[Dataset rows about figures]

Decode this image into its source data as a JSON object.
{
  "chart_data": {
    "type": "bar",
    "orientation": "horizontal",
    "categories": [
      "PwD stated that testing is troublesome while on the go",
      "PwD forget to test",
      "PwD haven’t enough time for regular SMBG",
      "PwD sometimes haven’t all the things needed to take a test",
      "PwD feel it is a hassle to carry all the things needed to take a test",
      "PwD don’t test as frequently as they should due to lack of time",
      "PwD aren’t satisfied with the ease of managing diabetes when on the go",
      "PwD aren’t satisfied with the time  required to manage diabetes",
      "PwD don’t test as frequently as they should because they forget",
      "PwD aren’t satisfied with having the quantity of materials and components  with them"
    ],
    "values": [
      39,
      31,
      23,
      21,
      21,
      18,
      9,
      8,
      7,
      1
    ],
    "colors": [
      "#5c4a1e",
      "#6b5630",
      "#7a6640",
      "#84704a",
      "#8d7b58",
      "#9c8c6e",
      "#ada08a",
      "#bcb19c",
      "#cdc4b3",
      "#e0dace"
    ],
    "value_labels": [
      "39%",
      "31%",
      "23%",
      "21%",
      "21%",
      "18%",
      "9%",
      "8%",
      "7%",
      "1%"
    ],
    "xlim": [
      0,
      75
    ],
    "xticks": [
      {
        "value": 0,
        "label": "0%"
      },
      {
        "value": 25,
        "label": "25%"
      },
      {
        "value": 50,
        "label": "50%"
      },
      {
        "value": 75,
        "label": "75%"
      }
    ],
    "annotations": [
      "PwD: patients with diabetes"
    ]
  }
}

### TASK ITEM
Every word of every entry must be returned as it appears.

### TASK RESPONSE
Decode this image into its source data as a JSON object.
{
  "chart_data": {
    "type": "bar",
    "orientation": "horizontal",
    "categories": [
      "PwD stated that testing is troublesome while on the go",
      "PwD forget to test",
      "PwD haven’t enough time for regular SMBG",
      "PwD sometimes haven’t all the things needed to take a test",
      "PwD feel it is a hassle to carry all the things needed to take a test",
      "PwD don’t test as frequently as they should due to lack of time",
      "PwD aren’t satisfied with the ease of managing diabetes when on the go",
      "PwD aren’t satisfied with the time  required to manage diabetes",
      "PwD don’t test as frequently as they should because they forget",
      "PwD aren’t satisfied with having the quantity of materials and components  with them"
    ],
    "values": [
      39,
      31,
      23,
      21,
      21,
      18,
      9,
      8,
      7,
      1
    ],
    "colors": [
      "#5c4a1e",
      "#6b5630",
      "#7a6640",
      "#84704a",
      "#8d7b58",
      "#9c8c6e",
      "#ada08a",
      "#bcb19c",
      "#cdc4b3",
      "#e0dace"
    ],
    "value_labels": [
      "39%",
      "31%",
      "23%",
      "21%",
      "21%",
      "18%",
      "9%",
      "8%",
      "7%",
      "1%"
    ],
    "xlim": [
      0,
      75
    ],
    "xticks": [
      {
        "value": 0,
        "label": "0%"
      },
      {
        "value": 25,
        "label": "25%"
      },
      {
        "value": 50,
        "label": "50%"
      },
      {
        "value": 75,
        "label": "75%"
      }
    ],
    "annotations": [
      "PwD: patients with diabetes"
    ]
  }
}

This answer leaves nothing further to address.